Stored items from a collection
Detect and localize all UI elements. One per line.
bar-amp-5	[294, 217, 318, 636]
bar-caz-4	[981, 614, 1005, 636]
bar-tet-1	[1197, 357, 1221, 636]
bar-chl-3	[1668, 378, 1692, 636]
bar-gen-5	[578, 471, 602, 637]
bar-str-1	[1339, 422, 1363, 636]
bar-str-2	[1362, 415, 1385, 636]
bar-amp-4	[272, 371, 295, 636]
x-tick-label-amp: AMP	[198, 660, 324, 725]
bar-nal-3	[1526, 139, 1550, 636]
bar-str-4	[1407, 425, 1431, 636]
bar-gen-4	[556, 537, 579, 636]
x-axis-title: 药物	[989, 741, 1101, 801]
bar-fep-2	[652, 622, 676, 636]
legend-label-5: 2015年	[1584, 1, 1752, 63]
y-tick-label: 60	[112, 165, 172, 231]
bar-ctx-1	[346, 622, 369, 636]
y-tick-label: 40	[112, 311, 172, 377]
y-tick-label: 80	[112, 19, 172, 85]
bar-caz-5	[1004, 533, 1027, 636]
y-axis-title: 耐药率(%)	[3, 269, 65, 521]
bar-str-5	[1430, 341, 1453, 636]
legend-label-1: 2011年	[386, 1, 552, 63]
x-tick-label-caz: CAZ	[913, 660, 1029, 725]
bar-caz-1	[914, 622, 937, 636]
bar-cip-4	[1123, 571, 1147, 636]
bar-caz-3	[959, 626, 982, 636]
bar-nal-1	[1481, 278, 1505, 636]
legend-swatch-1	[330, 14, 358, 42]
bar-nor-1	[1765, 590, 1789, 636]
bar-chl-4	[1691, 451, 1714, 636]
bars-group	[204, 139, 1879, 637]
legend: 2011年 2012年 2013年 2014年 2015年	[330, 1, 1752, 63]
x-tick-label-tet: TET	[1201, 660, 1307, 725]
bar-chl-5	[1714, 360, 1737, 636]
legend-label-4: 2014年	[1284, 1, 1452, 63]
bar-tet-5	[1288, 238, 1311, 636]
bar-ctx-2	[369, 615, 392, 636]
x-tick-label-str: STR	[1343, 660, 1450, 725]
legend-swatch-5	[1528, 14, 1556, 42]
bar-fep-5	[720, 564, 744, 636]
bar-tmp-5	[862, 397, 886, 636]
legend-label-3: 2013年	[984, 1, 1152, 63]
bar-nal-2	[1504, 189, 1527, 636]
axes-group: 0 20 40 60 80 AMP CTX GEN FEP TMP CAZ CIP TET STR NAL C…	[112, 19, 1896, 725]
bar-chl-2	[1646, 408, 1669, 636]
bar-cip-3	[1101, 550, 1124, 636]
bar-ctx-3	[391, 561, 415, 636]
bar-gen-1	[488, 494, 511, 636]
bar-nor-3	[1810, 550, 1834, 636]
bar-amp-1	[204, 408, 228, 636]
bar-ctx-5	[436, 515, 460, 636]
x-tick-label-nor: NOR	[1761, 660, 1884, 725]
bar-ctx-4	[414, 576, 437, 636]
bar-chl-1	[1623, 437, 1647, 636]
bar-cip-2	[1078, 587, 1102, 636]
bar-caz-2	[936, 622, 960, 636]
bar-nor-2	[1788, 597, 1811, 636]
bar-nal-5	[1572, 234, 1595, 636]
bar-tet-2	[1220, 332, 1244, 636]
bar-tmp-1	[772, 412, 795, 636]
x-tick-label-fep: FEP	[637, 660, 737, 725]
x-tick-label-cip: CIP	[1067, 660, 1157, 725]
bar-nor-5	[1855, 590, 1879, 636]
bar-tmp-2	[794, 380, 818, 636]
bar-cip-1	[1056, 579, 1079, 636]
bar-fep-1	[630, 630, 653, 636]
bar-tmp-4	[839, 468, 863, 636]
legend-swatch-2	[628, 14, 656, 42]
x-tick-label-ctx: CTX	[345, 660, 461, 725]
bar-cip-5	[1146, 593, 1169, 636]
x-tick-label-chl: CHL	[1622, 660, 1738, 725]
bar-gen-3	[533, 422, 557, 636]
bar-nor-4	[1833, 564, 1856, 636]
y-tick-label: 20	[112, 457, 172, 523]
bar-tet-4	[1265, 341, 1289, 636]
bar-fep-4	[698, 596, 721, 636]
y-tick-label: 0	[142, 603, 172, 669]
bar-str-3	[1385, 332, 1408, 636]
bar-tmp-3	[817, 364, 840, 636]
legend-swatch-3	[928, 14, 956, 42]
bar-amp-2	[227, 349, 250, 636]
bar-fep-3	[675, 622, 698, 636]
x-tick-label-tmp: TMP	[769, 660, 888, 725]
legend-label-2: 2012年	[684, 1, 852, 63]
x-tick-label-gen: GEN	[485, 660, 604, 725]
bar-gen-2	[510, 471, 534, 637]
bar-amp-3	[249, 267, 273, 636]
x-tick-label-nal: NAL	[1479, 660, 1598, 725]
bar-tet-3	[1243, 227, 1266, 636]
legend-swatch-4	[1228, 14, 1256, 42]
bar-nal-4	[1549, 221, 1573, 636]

• [Problem requirements]:
Rewrite each of the items above, substituting "legend-marker" for every occurrence of "legend-swatch" and leaving everything else unchanged.

• [Output below]:
Detect and localize all UI elements. One per line.
bar-amp-5	[294, 217, 318, 636]
bar-caz-4	[981, 614, 1005, 636]
bar-tet-1	[1197, 357, 1221, 636]
bar-chl-3	[1668, 378, 1692, 636]
bar-gen-5	[578, 471, 602, 637]
bar-str-1	[1339, 422, 1363, 636]
bar-str-2	[1362, 415, 1385, 636]
bar-amp-4	[272, 371, 295, 636]
x-tick-label-amp: AMP	[198, 660, 324, 725]
bar-nal-3	[1526, 139, 1550, 636]
bar-str-4	[1407, 425, 1431, 636]
bar-gen-4	[556, 537, 579, 636]
x-axis-title: 药物	[989, 741, 1101, 801]
bar-fep-2	[652, 622, 676, 636]
legend-label-5: 2015年	[1584, 1, 1752, 63]
y-tick-label: 60	[112, 165, 172, 231]
bar-ctx-1	[346, 622, 369, 636]
y-tick-label: 40	[112, 311, 172, 377]
y-tick-label: 80	[112, 19, 172, 85]
bar-caz-5	[1004, 533, 1027, 636]
y-axis-title: 耐药率(%)	[3, 269, 65, 521]
bar-str-5	[1430, 341, 1453, 636]
legend-label-1: 2011年	[386, 1, 552, 63]
x-tick-label-caz: CAZ	[913, 660, 1029, 725]
bar-caz-1	[914, 622, 937, 636]
bar-cip-4	[1123, 571, 1147, 636]
bar-caz-3	[959, 626, 982, 636]
bar-nal-1	[1481, 278, 1505, 636]
legend-marker-1	[330, 14, 358, 42]
bar-nor-1	[1765, 590, 1789, 636]
bar-chl-4	[1691, 451, 1714, 636]
bars-group	[204, 139, 1879, 637]
legend: 2011年 2012年 2013年 2014年 2015年	[330, 1, 1752, 63]
x-tick-label-tet: TET	[1201, 660, 1307, 725]
bar-chl-5	[1714, 360, 1737, 636]
legend-label-4: 2014年	[1284, 1, 1452, 63]
bar-tet-5	[1288, 238, 1311, 636]
bar-ctx-2	[369, 615, 392, 636]
x-tick-label-str: STR	[1343, 660, 1450, 725]
legend-marker-5	[1528, 14, 1556, 42]
bar-fep-5	[720, 564, 744, 636]
bar-tmp-5	[862, 397, 886, 636]
legend-label-3: 2013年	[984, 1, 1152, 63]
bar-nal-2	[1504, 189, 1527, 636]
axes-group: 0 20 40 60 80 AMP CTX GEN FEP TMP CAZ CIP TET STR NAL C…	[112, 19, 1896, 725]
bar-chl-2	[1646, 408, 1669, 636]
bar-cip-3	[1101, 550, 1124, 636]
bar-ctx-3	[391, 561, 415, 636]
bar-gen-1	[488, 494, 511, 636]
bar-nor-3	[1810, 550, 1834, 636]
bar-amp-1	[204, 408, 228, 636]
bar-ctx-5	[436, 515, 460, 636]
x-tick-label-nor: NOR	[1761, 660, 1884, 725]
bar-ctx-4	[414, 576, 437, 636]
bar-chl-1	[1623, 437, 1647, 636]
bar-cip-2	[1078, 587, 1102, 636]
bar-caz-2	[936, 622, 960, 636]
bar-nor-2	[1788, 597, 1811, 636]
bar-nal-5	[1572, 234, 1595, 636]
bar-tet-2	[1220, 332, 1244, 636]
bar-tmp-1	[772, 412, 795, 636]
x-tick-label-fep: FEP	[637, 660, 737, 725]
x-tick-label-cip: CIP	[1067, 660, 1157, 725]
bar-nor-5	[1855, 590, 1879, 636]
bar-tmp-2	[794, 380, 818, 636]
bar-cip-1	[1056, 579, 1079, 636]
bar-fep-1	[630, 630, 653, 636]
bar-tmp-4	[839, 468, 863, 636]
legend-marker-2	[628, 14, 656, 42]
x-tick-label-ctx: CTX	[345, 660, 461, 725]
bar-cip-5	[1146, 593, 1169, 636]
x-tick-label-chl: CHL	[1622, 660, 1738, 725]
bar-gen-3	[533, 422, 557, 636]
bar-nor-4	[1833, 564, 1856, 636]
y-tick-label: 20	[112, 457, 172, 523]
bar-tet-4	[1265, 341, 1289, 636]
bar-fep-4	[698, 596, 721, 636]
y-tick-label: 0	[142, 603, 172, 669]
bar-str-3	[1385, 332, 1408, 636]
bar-tmp-3	[817, 364, 840, 636]
legend-marker-3	[928, 14, 956, 42]
bar-amp-2	[227, 349, 250, 636]
bar-fep-3	[675, 622, 698, 636]
x-tick-label-tmp: TMP	[769, 660, 888, 725]
legend-label-2: 2012年	[684, 1, 852, 63]
x-tick-label-gen: GEN	[485, 660, 604, 725]
bar-gen-2	[510, 471, 534, 637]
bar-amp-3	[249, 267, 273, 636]
x-tick-label-nal: NAL	[1479, 660, 1598, 725]
bar-tet-3	[1243, 227, 1266, 636]
legend-marker-4	[1228, 14, 1256, 42]
bar-nal-4	[1549, 221, 1573, 636]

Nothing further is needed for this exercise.